What you have to do | Repeat the material below exactly, line for line.

##### Given information #####

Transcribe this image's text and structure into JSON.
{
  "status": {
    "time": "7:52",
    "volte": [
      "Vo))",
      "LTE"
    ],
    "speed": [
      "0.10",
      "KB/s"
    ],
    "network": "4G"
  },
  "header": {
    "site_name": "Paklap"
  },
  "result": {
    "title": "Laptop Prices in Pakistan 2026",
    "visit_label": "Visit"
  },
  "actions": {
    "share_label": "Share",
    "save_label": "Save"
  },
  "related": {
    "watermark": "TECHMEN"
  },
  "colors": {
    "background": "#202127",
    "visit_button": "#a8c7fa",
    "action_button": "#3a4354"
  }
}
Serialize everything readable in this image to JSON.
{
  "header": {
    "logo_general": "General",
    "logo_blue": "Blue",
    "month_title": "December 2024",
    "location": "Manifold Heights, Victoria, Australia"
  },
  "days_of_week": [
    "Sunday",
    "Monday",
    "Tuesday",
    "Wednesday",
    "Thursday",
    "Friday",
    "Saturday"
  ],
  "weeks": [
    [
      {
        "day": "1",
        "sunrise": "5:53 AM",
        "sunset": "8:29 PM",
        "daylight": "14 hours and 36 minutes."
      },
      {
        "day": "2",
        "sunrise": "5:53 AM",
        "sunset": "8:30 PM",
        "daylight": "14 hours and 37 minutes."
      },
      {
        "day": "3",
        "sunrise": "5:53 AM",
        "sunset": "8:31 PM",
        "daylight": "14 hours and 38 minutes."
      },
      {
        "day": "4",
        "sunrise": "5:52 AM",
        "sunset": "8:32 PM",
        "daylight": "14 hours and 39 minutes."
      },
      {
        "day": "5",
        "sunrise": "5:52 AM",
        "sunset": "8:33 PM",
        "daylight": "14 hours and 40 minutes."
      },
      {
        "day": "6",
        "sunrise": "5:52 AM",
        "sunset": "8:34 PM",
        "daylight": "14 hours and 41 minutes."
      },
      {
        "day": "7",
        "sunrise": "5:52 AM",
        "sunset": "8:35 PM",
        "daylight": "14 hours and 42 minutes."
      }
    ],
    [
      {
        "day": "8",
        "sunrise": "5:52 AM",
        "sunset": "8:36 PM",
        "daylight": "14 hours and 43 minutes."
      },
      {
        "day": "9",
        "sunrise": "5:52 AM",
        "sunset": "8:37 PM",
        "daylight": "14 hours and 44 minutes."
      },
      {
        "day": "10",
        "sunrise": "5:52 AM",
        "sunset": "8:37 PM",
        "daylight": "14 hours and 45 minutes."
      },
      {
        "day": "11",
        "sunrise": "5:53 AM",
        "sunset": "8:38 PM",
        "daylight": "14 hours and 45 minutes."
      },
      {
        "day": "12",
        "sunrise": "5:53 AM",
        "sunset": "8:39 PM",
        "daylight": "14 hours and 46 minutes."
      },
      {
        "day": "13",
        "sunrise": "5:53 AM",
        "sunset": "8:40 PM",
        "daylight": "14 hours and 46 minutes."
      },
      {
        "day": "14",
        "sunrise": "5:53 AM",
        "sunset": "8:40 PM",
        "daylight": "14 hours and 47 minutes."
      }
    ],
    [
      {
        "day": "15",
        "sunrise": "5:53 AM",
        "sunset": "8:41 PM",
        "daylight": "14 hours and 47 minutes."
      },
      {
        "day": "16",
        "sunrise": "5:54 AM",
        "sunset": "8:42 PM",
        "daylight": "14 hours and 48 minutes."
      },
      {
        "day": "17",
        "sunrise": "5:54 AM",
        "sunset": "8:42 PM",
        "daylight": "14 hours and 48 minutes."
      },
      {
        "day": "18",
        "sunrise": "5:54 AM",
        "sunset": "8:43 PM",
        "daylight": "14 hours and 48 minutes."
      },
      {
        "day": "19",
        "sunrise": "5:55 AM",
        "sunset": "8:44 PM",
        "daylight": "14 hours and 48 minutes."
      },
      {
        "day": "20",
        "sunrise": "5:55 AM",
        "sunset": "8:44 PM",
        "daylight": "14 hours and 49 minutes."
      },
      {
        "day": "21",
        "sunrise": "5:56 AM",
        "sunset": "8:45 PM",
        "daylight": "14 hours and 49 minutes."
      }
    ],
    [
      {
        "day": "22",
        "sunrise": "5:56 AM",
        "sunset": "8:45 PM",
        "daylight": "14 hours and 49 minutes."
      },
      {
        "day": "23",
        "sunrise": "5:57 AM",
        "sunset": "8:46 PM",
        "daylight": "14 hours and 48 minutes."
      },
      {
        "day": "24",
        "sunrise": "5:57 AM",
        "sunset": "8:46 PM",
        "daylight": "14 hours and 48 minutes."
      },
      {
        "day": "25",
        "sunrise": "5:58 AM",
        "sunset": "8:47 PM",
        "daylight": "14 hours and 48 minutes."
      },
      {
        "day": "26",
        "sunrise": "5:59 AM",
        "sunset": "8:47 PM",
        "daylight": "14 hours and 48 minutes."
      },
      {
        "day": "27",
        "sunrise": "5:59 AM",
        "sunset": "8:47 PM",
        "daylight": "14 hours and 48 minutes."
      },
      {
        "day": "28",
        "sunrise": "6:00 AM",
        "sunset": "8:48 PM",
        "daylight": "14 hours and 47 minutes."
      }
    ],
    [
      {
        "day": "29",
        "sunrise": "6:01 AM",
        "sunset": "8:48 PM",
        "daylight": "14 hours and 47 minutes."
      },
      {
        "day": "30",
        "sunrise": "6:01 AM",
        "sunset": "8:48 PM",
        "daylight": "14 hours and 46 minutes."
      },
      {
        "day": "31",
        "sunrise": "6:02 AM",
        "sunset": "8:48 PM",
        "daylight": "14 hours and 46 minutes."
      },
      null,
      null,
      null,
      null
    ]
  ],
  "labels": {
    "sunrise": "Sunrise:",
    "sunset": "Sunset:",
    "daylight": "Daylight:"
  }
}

#####

Result for this task |
Transcribe this image's text and structure into JSON.
{
  "status": {
    "time": "7:52",
    "volte": [
      "Vo))",
      "LTE"
    ],
    "speed": [
      "0.10",
      "KB/s"
    ],
    "network": "4G"
  },
  "header": {
    "site_name": "Paklap"
  },
  "result": {
    "title": "Laptop Prices in Pakistan 2026",
    "visit_label": "Visit"
  },
  "actions": {
    "share_label": "Share",
    "save_label": "Save"
  },
  "related": {
    "watermark": "TECHMEN"
  },
  "colors": {
    "background": "#202127",
    "visit_button": "#a8c7fa",
    "action_button": "#3a4354"
  }
}
Serialize everything readable in this image to JSON.
{
  "header": {
    "logo_general": "General",
    "logo_blue": "Blue",
    "month_title": "December 2024",
    "location": "Manifold Heights, Victoria, Australia"
  },
  "days_of_week": [
    "Sunday",
    "Monday",
    "Tuesday",
    "Wednesday",
    "Thursday",
    "Friday",
    "Saturday"
  ],
  "weeks": [
    [
      {
        "day": "1",
        "sunrise": "5:53 AM",
        "sunset": "8:29 PM",
        "daylight": "14 hours and 36 minutes."
      },
      {
        "day": "2",
        "sunrise": "5:53 AM",
        "sunset": "8:30 PM",
        "daylight": "14 hours and 37 minutes."
      },
      {
        "day": "3",
        "sunrise": "5:53 AM",
        "sunset": "8:31 PM",
        "daylight": "14 hours and 38 minutes."
      },
      {
        "day": "4",
        "sunrise": "5:52 AM",
        "sunset": "8:32 PM",
        "daylight": "14 hours and 39 minutes."
      },
      {
        "day": "5",
        "sunrise": "5:52 AM",
        "sunset": "8:33 PM",
        "daylight": "14 hours and 40 minutes."
      },
      {
        "day": "6",
        "sunrise": "5:52 AM",
        "sunset": "8:34 PM",
        "daylight": "14 hours and 41 minutes."
      },
      {
        "day": "7",
        "sunrise": "5:52 AM",
        "sunset": "8:35 PM",
        "daylight": "14 hours and 42 minutes."
      }
    ],
    [
      {
        "day": "8",
        "sunrise": "5:52 AM",
        "sunset": "8:36 PM",
        "daylight": "14 hours and 43 minutes."
      },
      {
        "day": "9",
        "sunrise": "5:52 AM",
        "sunset": "8:37 PM",
        "daylight": "14 hours and 44 minutes."
      },
      {
        "day": "10",
        "sunrise": "5:52 AM",
        "sunset": "8:37 PM",
        "daylight": "14 hours and 45 minutes."
      },
      {
        "day": "11",
        "sunrise": "5:53 AM",
        "sunset": "8:38 PM",
        "daylight": "14 hours and 45 minutes."
      },
      {
        "day": "12",
        "sunrise": "5:53 AM",
        "sunset": "8:39 PM",
        "daylight": "14 hours and 46 minutes."
      },
      {
        "day": "13",
        "sunrise": "5:53 AM",
        "sunset": "8:40 PM",
        "daylight": "14 hours and 46 minutes."
      },
      {
        "day": "14",
        "sunrise": "5:53 AM",
        "sunset": "8:40 PM",
        "daylight": "14 hours and 47 minutes."
      }
    ],
    [
      {
        "day": "15",
        "sunrise": "5:53 AM",
        "sunset": "8:41 PM",
        "daylight": "14 hours and 47 minutes."
      },
      {
        "day": "16",
        "sunrise": "5:54 AM",
        "sunset": "8:42 PM",
        "daylight": "14 hours and 48 minutes."
      },
      {
        "day": "17",
        "sunrise": "5:54 AM",
        "sunset": "8:42 PM",
        "daylight": "14 hours and 48 minutes."
      },
      {
        "day": "18",
        "sunrise": "5:54 AM",
        "sunset": "8:43 PM",
        "daylight": "14 hours and 48 minutes."
      },
      {
        "day": "19",
        "sunrise": "5:55 AM",
        "sunset": "8:44 PM",
        "daylight": "14 hours and 48 minutes."
      },
      {
        "day": "20",
        "sunrise": "5:55 AM",
        "sunset": "8:44 PM",
        "daylight": "14 hours and 49 minutes."
      },
      {
        "day": "21",
        "sunrise": "5:56 AM",
        "sunset": "8:45 PM",
        "daylight": "14 hours and 49 minutes."
      }
    ],
    [
      {
        "day": "22",
        "sunrise": "5:56 AM",
        "sunset": "8:45 PM",
        "daylight": "14 hours and 49 minutes."
      },
      {
        "day": "23",
        "sunrise": "5:57 AM",
        "sunset": "8:46 PM",
        "daylight": "14 hours and 48 minutes."
      },
      {
        "day": "24",
        "sunrise": "5:57 AM",
        "sunset": "8:46 PM",
        "daylight": "14 hours and 48 minutes."
      },
      {
        "day": "25",
        "sunrise": "5:58 AM",
        "sunset": "8:47 PM",
        "daylight": "14 hours and 48 minutes."
      },
      {
        "day": "26",
        "sunrise": "5:59 AM",
        "sunset": "8:47 PM",
        "daylight": "14 hours and 48 minutes."
      },
      {
        "day": "27",
        "sunrise": "5:59 AM",
        "sunset": "8:47 PM",
        "daylight": "14 hours and 48 minutes."
      },
      {
        "day": "28",
        "sunrise": "6:00 AM",
        "sunset": "8:48 PM",
        "daylight": "14 hours and 47 minutes."
      }
    ],
    [
      {
        "day": "29",
        "sunrise": "6:01 AM",
        "sunset": "8:48 PM",
        "daylight": "14 hours and 47 minutes."
      },
      {
        "day": "30",
        "sunrise": "6:01 AM",
        "sunset": "8:48 PM",
        "daylight": "14 hours and 46 minutes."
      },
      {
        "day": "31",
        "sunrise": "6:02 AM",
        "sunset": "8:48 PM",
        "daylight": "14 hours and 46 minutes."
      },
      null,
      null,
      null,
      null
    ]
  ],
  "labels": {
    "sunrise": "Sunrise:",
    "sunset": "Sunset:",
    "daylight": "Daylight:"
  }
}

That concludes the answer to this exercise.